Reproduce the records below in full and exactly, without their images.

» **DATASET EXCERPTS**

------------

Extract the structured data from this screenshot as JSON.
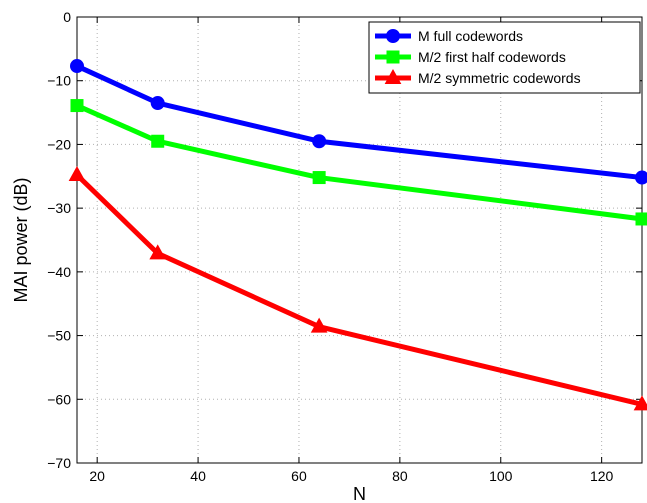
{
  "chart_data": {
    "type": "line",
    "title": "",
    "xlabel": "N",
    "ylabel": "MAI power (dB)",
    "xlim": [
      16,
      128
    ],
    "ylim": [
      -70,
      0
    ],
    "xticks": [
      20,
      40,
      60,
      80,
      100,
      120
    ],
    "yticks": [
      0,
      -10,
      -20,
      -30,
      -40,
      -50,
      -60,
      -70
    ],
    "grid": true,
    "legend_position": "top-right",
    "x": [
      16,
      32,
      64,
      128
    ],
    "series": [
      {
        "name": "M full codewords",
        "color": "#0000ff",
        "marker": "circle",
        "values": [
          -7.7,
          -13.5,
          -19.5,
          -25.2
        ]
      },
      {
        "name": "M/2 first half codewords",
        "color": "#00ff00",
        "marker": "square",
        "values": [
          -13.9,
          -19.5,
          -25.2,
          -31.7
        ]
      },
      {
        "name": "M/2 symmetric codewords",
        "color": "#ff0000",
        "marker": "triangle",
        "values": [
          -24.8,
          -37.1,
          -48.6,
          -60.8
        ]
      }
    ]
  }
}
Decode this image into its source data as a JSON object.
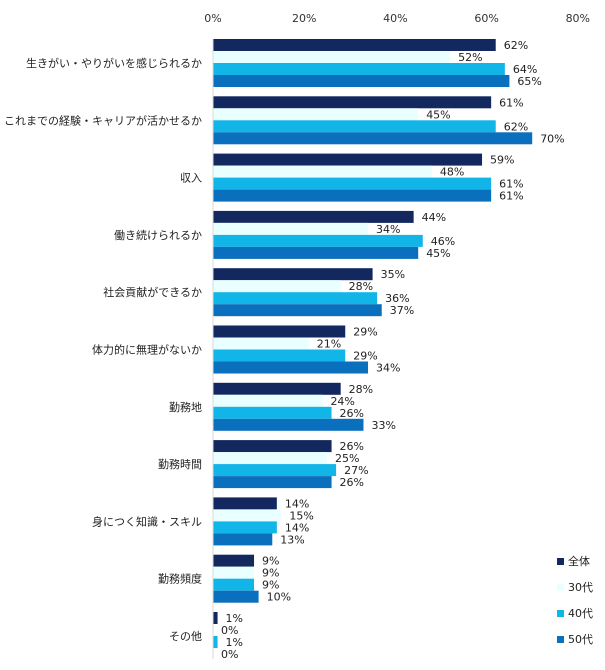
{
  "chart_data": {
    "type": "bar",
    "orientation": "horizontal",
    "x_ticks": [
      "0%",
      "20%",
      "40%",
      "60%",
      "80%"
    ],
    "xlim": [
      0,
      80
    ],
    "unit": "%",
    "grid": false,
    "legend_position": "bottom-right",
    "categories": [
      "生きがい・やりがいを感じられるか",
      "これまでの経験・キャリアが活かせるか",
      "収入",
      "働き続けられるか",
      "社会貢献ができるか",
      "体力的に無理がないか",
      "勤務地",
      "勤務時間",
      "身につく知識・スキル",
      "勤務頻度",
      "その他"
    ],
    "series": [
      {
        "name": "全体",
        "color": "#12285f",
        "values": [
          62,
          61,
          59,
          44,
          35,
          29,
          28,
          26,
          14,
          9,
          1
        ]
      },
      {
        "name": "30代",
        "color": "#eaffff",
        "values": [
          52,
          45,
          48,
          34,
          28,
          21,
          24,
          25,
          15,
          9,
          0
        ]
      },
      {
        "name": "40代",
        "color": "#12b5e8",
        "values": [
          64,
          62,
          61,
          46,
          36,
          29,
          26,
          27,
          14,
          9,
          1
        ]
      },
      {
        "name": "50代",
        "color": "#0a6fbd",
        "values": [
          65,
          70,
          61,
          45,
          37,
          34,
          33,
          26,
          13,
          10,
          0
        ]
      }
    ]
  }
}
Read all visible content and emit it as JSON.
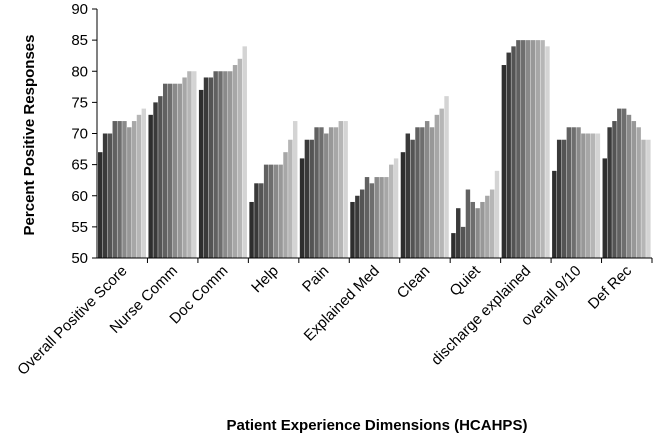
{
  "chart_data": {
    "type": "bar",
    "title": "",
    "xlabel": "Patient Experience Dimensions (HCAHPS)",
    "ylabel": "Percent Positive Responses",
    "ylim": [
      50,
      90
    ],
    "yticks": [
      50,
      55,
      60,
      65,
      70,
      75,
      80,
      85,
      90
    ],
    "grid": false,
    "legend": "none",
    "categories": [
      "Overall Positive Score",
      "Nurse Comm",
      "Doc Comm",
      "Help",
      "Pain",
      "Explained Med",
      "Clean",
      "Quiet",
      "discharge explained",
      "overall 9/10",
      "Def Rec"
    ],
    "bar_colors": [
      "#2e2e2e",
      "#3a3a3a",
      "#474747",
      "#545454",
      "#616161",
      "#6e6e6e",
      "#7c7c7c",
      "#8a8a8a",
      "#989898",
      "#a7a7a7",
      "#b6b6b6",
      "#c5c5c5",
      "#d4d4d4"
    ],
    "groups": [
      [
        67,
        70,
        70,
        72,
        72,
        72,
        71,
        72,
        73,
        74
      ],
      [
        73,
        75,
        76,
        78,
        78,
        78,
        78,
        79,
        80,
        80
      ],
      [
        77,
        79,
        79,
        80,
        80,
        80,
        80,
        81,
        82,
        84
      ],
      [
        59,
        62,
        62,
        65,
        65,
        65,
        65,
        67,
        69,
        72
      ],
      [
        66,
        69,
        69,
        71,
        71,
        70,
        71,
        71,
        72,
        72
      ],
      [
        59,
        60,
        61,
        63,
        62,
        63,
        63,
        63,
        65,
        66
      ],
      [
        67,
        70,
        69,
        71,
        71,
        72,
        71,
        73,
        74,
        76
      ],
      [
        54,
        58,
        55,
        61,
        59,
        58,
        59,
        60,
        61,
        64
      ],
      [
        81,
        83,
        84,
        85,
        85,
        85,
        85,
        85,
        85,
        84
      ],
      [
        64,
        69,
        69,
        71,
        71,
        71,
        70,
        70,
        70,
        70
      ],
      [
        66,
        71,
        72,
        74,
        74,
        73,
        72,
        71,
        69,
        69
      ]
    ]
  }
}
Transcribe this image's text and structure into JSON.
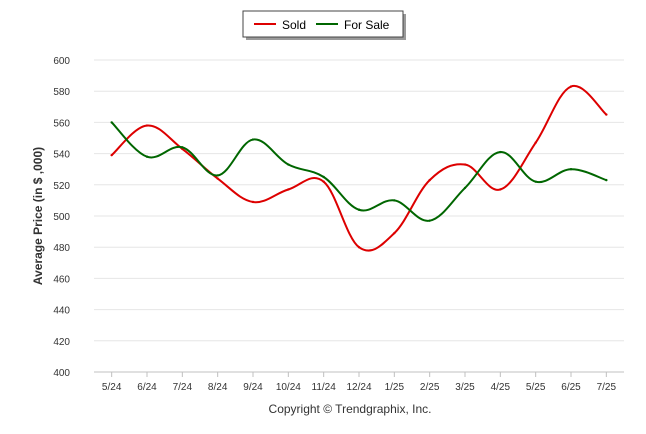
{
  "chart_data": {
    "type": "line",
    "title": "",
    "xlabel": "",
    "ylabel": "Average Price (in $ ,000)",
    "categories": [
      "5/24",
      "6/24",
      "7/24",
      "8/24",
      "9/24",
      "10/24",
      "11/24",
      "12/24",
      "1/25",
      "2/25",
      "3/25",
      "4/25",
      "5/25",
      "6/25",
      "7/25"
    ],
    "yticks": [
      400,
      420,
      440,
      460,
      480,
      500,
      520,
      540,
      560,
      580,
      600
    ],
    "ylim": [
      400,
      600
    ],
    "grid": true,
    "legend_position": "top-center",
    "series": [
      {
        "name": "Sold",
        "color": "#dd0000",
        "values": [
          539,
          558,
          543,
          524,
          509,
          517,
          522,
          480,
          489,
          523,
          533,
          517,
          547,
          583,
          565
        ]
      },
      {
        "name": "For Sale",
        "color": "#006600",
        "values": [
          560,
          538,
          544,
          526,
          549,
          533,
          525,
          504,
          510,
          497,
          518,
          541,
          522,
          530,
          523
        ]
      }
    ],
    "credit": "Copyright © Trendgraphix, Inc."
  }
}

------------

» **TASK SOLUTION**
Extract the structured data from this screenshot as JSON.
{
  "chart_data": {
    "type": "line",
    "title": "",
    "xlabel": "N",
    "ylabel": "MAI power (dB)",
    "xlim": [
      16,
      128
    ],
    "ylim": [
      -70,
      0
    ],
    "xticks": [
      20,
      40,
      60,
      80,
      100,
      120
    ],
    "yticks": [
      0,
      -10,
      -20,
      -30,
      -40,
      -50,
      -60,
      -70
    ],
    "grid": true,
    "legend_position": "top-right",
    "x": [
      16,
      32,
      64,
      128
    ],
    "series": [
      {
        "name": "M full codewords",
        "color": "#0000ff",
        "marker": "circle",
        "values": [
          -7.7,
          -13.5,
          -19.5,
          -25.2
        ]
      },
      {
        "name": "M/2 first half codewords",
        "color": "#00ff00",
        "marker": "square",
        "values": [
          -13.9,
          -19.5,
          -25.2,
          -31.7
        ]
      },
      {
        "name": "M/2 symmetric codewords",
        "color": "#ff0000",
        "marker": "triangle",
        "values": [
          -24.8,
          -37.1,
          -48.6,
          -60.8
        ]
      }
    ]
  }
}
Decode this image into its source data as a JSON object.
{
  "chart_data": {
    "type": "bar",
    "orientation": "horizontal",
    "x_ticks": [
      "0%",
      "20%",
      "40%",
      "60%",
      "80%"
    ],
    "xlim": [
      0,
      80
    ],
    "unit": "%",
    "grid": false,
    "legend_position": "bottom-right",
    "categories": [
      "生きがい・やりがいを感じられるか",
      "これまでの経験・キャリアが活かせるか",
      "収入",
      "働き続けられるか",
      "社会貢献ができるか",
      "体力的に無理がないか",
      "勤務地",
      "勤務時間",
      "身につく知識・スキル",
      "勤務頻度",
      "その他"
    ],
    "series": [
      {
        "name": "全体",
        "color": "#12285f",
        "values": [
          62,
          61,
          59,
          44,
          35,
          29,
          28,
          26,
          14,
          9,
          1
        ]
      },
      {
        "name": "30代",
        "color": "#eaffff",
        "values": [
          52,
          45,
          48,
          34,
          28,
          21,
          24,
          25,
          15,
          9,
          0
        ]
      },
      {
        "name": "40代",
        "color": "#12b5e8",
        "values": [
          64,
          62,
          61,
          46,
          36,
          29,
          26,
          27,
          14,
          9,
          1
        ]
      },
      {
        "name": "50代",
        "color": "#0a6fbd",
        "values": [
          65,
          70,
          61,
          45,
          37,
          34,
          33,
          26,
          13,
          10,
          0
        ]
      }
    ]
  }
}
Read all visible content and emit it as JSON.
{
  "chart_data": {
    "type": "bar",
    "title": "",
    "xlabel": "Patient Experience Dimensions (HCAHPS)",
    "ylabel": "Percent Positive Responses",
    "ylim": [
      50,
      90
    ],
    "yticks": [
      50,
      55,
      60,
      65,
      70,
      75,
      80,
      85,
      90
    ],
    "grid": false,
    "legend": "none",
    "categories": [
      "Overall Positive Score",
      "Nurse Comm",
      "Doc Comm",
      "Help",
      "Pain",
      "Explained Med",
      "Clean",
      "Quiet",
      "discharge explained",
      "overall 9/10",
      "Def Rec"
    ],
    "bar_colors": [
      "#2e2e2e",
      "#3a3a3a",
      "#474747",
      "#545454",
      "#616161",
      "#6e6e6e",
      "#7c7c7c",
      "#8a8a8a",
      "#989898",
      "#a7a7a7",
      "#b6b6b6",
      "#c5c5c5",
      "#d4d4d4"
    ],
    "groups": [
      [
        67,
        70,
        70,
        72,
        72,
        72,
        71,
        72,
        73,
        74
      ],
      [
        73,
        75,
        76,
        78,
        78,
        78,
        78,
        79,
        80,
        80
      ],
      [
        77,
        79,
        79,
        80,
        80,
        80,
        80,
        81,
        82,
        84
      ],
      [
        59,
        62,
        62,
        65,
        65,
        65,
        65,
        67,
        69,
        72
      ],
      [
        66,
        69,
        69,
        71,
        71,
        70,
        71,
        71,
        72,
        72
      ],
      [
        59,
        60,
        61,
        63,
        62,
        63,
        63,
        63,
        65,
        66
      ],
      [
        67,
        70,
        69,
        71,
        71,
        72,
        71,
        73,
        74,
        76
      ],
      [
        54,
        58,
        55,
        61,
        59,
        58,
        59,
        60,
        61,
        64
      ],
      [
        81,
        83,
        84,
        85,
        85,
        85,
        85,
        85,
        85,
        84
      ],
      [
        64,
        69,
        69,
        71,
        71,
        71,
        70,
        70,
        70,
        70
      ],
      [
        66,
        71,
        72,
        74,
        74,
        73,
        72,
        71,
        69,
        69
      ]
    ]
  }
}
Transcribe this image's text and structure into JSON.
{
  "chart_data": {
    "type": "line",
    "title": "",
    "xlabel": "",
    "ylabel": "Average Price (in $ ,000)",
    "categories": [
      "5/24",
      "6/24",
      "7/24",
      "8/24",
      "9/24",
      "10/24",
      "11/24",
      "12/24",
      "1/25",
      "2/25",
      "3/25",
      "4/25",
      "5/25",
      "6/25",
      "7/25"
    ],
    "yticks": [
      400,
      420,
      440,
      460,
      480,
      500,
      520,
      540,
      560,
      580,
      600
    ],
    "ylim": [
      400,
      600
    ],
    "grid": true,
    "legend_position": "top-center",
    "series": [
      {
        "name": "Sold",
        "color": "#dd0000",
        "values": [
          539,
          558,
          543,
          524,
          509,
          517,
          522,
          480,
          489,
          523,
          533,
          517,
          547,
          583,
          565
        ]
      },
      {
        "name": "For Sale",
        "color": "#006600",
        "values": [
          560,
          538,
          544,
          526,
          549,
          533,
          525,
          504,
          510,
          497,
          518,
          541,
          522,
          530,
          523
        ]
      }
    ],
    "credit": "Copyright © Trendgraphix, Inc."
  }
}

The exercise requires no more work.